## Begin
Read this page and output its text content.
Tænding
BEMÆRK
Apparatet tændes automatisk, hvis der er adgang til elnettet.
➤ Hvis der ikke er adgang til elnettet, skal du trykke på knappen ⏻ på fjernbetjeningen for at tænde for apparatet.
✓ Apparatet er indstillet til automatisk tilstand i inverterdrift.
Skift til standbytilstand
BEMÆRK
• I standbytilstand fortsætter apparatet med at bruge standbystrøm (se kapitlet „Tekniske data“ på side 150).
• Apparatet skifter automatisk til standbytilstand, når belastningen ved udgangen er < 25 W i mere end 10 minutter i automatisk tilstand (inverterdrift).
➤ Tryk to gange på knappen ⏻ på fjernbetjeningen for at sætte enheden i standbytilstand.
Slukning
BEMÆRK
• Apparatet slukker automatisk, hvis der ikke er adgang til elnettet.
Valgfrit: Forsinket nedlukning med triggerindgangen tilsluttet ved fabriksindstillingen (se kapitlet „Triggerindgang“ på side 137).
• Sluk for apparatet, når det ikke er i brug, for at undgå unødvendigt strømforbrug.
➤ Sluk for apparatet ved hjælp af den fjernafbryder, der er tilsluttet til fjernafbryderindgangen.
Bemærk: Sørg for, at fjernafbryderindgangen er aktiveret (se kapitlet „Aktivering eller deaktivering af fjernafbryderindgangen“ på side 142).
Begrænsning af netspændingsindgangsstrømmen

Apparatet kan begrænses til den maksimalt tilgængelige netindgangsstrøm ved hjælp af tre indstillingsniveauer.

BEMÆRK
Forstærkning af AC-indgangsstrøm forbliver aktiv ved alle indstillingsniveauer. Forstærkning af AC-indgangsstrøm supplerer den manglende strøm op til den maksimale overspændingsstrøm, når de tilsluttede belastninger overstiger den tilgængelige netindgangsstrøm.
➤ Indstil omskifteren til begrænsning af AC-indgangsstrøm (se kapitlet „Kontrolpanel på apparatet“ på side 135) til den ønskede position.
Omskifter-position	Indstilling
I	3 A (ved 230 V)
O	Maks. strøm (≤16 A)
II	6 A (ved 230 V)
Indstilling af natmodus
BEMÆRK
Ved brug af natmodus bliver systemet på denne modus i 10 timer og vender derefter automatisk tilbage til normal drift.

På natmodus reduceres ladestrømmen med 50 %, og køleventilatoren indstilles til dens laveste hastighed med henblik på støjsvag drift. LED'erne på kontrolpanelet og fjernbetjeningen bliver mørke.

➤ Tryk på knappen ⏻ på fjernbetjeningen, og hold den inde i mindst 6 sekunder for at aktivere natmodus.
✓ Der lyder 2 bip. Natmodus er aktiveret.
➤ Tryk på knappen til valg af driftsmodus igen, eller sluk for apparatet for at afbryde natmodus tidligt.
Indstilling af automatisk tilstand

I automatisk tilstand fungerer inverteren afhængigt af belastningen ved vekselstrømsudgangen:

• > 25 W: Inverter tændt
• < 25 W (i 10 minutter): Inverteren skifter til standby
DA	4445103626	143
## End
## Begin
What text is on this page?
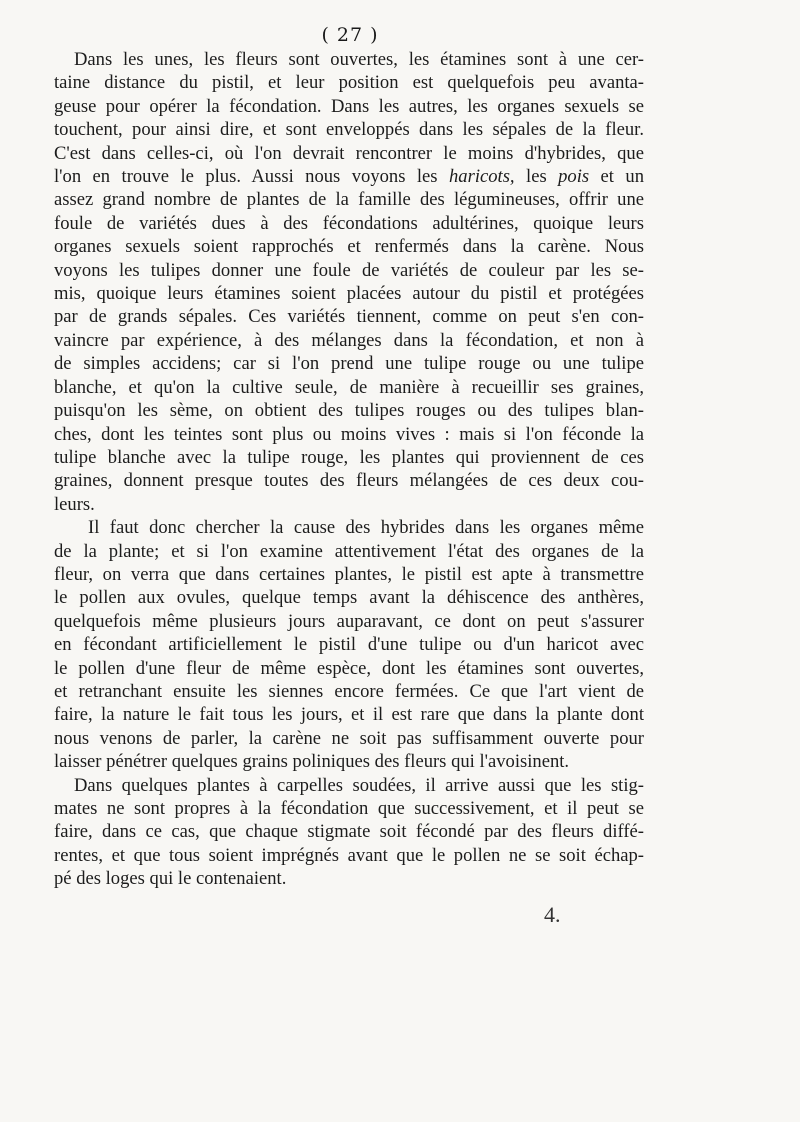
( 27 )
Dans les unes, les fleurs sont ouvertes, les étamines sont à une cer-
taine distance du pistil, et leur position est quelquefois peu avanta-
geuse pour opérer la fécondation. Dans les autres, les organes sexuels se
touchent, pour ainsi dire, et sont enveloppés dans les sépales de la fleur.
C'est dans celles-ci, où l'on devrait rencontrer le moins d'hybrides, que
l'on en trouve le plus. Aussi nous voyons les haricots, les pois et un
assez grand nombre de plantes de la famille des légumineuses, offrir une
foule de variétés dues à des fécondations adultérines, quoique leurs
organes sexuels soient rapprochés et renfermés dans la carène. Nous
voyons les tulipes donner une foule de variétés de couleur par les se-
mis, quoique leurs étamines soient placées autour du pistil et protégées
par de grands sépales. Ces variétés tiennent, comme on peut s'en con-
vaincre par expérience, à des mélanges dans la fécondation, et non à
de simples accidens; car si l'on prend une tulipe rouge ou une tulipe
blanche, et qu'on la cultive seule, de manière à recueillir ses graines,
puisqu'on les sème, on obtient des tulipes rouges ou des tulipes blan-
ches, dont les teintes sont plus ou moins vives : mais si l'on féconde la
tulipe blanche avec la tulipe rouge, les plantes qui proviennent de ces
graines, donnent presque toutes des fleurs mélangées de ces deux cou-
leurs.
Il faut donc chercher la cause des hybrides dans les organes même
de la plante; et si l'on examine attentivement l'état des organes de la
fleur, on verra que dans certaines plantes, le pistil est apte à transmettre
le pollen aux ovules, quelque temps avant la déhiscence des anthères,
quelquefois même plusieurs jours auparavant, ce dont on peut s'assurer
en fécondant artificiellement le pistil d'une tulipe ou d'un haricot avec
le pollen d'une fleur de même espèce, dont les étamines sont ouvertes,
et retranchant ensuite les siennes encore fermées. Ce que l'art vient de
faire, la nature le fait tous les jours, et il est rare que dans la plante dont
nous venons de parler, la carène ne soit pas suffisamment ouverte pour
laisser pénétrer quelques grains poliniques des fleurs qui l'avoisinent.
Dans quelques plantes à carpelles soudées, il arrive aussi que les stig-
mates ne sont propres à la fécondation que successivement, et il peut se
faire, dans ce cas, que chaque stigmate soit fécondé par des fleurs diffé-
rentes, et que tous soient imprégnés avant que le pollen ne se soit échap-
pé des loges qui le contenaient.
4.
## End
▶ _The task_: Tally the lines that hold the string "voyons" and state the total, nothing more.

▶ _Solution_: 2